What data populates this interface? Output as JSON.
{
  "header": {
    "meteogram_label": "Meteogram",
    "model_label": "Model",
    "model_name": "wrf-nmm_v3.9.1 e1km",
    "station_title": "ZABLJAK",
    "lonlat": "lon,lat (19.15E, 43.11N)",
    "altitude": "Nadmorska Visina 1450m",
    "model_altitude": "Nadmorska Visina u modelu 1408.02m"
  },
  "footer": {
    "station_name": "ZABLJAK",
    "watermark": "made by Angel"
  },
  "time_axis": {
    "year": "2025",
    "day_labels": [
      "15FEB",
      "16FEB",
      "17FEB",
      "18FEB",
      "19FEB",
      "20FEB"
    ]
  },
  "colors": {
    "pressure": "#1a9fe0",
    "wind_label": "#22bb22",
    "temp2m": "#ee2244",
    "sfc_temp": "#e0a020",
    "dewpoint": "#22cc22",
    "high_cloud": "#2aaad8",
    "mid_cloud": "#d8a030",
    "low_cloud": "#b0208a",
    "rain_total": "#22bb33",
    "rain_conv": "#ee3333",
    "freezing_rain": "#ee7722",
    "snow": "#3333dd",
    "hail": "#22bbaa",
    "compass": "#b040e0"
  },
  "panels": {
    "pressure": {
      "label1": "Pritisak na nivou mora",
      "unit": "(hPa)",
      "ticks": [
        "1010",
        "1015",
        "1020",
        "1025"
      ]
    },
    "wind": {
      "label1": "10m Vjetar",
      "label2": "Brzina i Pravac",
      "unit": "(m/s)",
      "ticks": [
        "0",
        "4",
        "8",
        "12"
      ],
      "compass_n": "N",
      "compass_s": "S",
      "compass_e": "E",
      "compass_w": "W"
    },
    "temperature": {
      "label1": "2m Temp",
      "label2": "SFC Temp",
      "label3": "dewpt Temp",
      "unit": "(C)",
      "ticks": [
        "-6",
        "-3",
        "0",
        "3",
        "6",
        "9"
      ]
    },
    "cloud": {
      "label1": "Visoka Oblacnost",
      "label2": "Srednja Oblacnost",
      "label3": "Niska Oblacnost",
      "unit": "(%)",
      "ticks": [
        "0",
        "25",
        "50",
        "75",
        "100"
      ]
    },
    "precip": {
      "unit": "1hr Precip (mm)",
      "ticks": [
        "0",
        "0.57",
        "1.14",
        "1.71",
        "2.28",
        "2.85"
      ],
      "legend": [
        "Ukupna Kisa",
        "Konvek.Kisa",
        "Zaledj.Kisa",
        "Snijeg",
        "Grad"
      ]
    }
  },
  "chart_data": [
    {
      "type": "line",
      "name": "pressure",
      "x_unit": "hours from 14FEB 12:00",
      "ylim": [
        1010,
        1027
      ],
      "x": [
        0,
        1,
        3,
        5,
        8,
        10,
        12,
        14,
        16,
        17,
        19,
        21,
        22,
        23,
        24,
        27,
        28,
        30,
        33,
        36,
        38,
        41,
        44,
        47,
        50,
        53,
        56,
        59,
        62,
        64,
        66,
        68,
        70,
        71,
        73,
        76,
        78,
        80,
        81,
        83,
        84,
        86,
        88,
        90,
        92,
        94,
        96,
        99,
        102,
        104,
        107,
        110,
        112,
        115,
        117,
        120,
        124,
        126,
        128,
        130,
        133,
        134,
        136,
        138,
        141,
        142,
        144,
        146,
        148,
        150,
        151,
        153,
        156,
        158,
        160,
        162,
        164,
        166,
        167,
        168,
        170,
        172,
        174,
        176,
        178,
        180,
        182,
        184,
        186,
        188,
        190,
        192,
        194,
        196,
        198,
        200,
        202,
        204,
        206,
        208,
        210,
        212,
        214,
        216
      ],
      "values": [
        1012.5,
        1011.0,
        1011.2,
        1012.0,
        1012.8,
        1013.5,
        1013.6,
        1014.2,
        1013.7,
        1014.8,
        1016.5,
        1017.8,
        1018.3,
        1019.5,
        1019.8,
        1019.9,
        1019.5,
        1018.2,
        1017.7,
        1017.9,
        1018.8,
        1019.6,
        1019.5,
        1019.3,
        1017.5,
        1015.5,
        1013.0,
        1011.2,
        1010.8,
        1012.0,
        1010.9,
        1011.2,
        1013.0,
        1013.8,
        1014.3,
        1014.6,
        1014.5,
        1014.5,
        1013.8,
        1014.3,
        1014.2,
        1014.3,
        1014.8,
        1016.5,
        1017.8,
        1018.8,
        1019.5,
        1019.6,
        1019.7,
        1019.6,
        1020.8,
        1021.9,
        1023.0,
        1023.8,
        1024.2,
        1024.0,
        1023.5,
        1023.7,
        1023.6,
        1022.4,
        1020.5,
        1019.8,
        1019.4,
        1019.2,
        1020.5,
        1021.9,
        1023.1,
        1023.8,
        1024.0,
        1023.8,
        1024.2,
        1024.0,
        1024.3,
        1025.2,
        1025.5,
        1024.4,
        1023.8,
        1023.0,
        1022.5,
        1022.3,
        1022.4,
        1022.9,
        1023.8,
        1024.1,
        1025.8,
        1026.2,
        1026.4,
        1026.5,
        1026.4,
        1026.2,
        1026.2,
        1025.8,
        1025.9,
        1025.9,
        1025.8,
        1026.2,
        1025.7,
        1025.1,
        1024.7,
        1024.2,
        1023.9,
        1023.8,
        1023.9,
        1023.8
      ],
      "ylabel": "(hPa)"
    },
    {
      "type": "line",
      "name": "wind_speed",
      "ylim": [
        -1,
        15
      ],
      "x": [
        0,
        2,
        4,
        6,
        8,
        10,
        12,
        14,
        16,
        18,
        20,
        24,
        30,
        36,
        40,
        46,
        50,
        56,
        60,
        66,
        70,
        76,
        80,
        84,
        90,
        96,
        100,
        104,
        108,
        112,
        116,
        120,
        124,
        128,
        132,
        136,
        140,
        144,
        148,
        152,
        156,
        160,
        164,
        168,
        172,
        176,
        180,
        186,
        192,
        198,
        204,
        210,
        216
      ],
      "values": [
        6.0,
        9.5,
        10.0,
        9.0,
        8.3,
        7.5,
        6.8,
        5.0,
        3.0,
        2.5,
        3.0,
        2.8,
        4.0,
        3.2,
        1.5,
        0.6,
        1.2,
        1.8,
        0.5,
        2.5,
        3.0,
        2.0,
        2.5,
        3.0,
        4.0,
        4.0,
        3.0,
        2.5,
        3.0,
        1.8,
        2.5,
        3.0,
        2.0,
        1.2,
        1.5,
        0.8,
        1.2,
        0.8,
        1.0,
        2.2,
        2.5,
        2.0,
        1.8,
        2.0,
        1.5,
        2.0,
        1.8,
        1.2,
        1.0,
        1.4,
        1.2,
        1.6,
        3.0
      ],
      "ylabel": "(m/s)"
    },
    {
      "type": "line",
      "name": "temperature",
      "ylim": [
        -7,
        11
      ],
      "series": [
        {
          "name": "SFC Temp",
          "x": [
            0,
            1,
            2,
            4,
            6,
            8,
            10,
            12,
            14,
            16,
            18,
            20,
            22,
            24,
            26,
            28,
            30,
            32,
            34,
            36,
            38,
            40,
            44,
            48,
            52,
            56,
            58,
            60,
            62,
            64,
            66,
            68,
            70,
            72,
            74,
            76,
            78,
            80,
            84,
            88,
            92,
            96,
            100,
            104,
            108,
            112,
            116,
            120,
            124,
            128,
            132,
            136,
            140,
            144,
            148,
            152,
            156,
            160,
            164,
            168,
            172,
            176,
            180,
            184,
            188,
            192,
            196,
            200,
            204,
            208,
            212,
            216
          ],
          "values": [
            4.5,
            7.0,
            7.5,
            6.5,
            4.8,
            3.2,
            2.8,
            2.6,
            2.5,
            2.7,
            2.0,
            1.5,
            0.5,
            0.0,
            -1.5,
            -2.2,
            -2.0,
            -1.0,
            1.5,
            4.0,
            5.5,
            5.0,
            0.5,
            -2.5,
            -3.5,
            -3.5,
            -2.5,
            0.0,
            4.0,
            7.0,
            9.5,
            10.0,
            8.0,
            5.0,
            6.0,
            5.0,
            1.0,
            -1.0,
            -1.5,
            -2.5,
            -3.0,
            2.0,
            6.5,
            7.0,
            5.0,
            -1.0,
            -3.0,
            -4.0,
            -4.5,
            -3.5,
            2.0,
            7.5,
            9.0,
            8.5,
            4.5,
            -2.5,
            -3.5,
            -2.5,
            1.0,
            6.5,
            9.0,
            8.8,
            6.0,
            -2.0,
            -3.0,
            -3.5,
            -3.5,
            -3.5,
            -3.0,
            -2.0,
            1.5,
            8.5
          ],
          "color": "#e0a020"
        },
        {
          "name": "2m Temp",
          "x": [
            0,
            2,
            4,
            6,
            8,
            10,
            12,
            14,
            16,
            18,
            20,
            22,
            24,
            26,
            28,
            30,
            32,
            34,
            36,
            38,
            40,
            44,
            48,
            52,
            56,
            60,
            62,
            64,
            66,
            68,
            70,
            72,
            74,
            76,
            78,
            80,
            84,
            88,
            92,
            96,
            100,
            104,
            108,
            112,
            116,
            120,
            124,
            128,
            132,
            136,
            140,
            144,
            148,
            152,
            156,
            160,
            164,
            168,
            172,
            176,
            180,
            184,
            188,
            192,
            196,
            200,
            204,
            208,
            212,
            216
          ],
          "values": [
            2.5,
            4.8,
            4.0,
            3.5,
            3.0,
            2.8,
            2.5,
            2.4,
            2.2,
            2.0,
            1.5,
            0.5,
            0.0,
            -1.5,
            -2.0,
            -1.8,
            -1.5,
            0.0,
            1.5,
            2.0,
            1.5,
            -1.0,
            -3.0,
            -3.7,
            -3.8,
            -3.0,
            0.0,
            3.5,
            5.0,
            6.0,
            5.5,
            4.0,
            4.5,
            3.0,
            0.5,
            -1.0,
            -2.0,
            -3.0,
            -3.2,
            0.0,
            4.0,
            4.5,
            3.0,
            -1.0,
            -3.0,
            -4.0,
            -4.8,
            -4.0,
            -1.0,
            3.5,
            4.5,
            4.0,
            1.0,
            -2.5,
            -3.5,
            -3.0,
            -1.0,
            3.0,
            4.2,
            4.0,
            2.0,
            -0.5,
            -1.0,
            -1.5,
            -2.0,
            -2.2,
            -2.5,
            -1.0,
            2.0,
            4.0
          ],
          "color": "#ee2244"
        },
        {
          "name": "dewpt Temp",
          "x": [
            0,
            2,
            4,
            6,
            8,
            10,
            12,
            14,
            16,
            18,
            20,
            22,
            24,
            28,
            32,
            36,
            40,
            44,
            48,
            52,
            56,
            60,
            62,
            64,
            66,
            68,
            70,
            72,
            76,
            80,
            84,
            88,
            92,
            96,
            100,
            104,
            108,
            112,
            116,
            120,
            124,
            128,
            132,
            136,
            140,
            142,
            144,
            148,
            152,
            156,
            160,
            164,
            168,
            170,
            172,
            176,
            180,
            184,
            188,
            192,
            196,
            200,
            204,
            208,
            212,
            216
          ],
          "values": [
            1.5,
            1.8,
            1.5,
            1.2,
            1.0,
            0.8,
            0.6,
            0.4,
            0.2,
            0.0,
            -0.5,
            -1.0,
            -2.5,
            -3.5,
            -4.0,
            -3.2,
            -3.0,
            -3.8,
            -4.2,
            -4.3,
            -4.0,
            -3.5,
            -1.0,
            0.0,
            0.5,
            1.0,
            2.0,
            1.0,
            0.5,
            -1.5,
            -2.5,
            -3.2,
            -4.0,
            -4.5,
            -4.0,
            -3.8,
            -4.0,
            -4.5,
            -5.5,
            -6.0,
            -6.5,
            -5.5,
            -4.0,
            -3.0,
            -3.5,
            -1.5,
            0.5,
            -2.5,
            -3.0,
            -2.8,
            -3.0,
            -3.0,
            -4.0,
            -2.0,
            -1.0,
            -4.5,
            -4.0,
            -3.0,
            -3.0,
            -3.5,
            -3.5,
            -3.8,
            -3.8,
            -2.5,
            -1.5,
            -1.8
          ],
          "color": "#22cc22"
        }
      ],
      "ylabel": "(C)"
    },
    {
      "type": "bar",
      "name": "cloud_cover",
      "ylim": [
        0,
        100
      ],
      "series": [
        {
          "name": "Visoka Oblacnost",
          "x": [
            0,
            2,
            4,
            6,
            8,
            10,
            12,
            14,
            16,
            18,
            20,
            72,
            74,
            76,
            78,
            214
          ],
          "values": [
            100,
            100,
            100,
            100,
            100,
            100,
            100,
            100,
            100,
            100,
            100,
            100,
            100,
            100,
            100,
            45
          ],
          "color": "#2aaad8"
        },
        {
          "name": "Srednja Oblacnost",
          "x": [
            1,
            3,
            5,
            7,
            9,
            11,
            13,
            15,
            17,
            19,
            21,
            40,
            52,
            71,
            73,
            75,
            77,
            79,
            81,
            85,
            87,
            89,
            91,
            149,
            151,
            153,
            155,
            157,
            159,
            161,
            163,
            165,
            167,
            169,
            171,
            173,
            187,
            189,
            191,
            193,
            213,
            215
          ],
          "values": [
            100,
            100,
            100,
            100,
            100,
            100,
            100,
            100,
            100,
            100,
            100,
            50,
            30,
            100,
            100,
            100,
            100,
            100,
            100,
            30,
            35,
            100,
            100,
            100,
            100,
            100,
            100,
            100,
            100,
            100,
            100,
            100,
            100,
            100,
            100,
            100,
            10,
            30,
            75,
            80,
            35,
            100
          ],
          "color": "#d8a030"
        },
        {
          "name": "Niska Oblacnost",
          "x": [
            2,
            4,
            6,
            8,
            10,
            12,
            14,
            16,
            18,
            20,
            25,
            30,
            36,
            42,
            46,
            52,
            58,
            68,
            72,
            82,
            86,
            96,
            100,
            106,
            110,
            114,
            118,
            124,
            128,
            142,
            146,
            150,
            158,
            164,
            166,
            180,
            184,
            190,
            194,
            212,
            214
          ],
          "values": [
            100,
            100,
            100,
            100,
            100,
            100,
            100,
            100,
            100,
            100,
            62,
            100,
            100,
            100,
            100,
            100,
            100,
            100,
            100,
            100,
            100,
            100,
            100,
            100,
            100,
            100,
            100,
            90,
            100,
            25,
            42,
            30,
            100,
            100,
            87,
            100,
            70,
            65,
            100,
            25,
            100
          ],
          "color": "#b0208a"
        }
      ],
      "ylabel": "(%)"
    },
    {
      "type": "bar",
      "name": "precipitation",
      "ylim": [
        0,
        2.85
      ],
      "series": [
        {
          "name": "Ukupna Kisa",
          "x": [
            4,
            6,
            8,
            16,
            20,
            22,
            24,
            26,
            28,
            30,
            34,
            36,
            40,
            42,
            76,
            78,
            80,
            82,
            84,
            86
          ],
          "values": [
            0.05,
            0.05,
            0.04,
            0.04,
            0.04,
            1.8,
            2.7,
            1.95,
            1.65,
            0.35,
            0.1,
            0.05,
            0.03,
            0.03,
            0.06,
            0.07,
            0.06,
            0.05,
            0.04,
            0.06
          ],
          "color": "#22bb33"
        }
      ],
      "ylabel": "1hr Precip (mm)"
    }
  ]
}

★ ★ ★ ★

Request: Copy out all lines from the material above that contain the string "Kisa".

Solved problem:
        "Ukupna Kisa",
        "Konvek.Kisa",
        "Zaledj.Kisa",
          "name": "Ukupna Kisa",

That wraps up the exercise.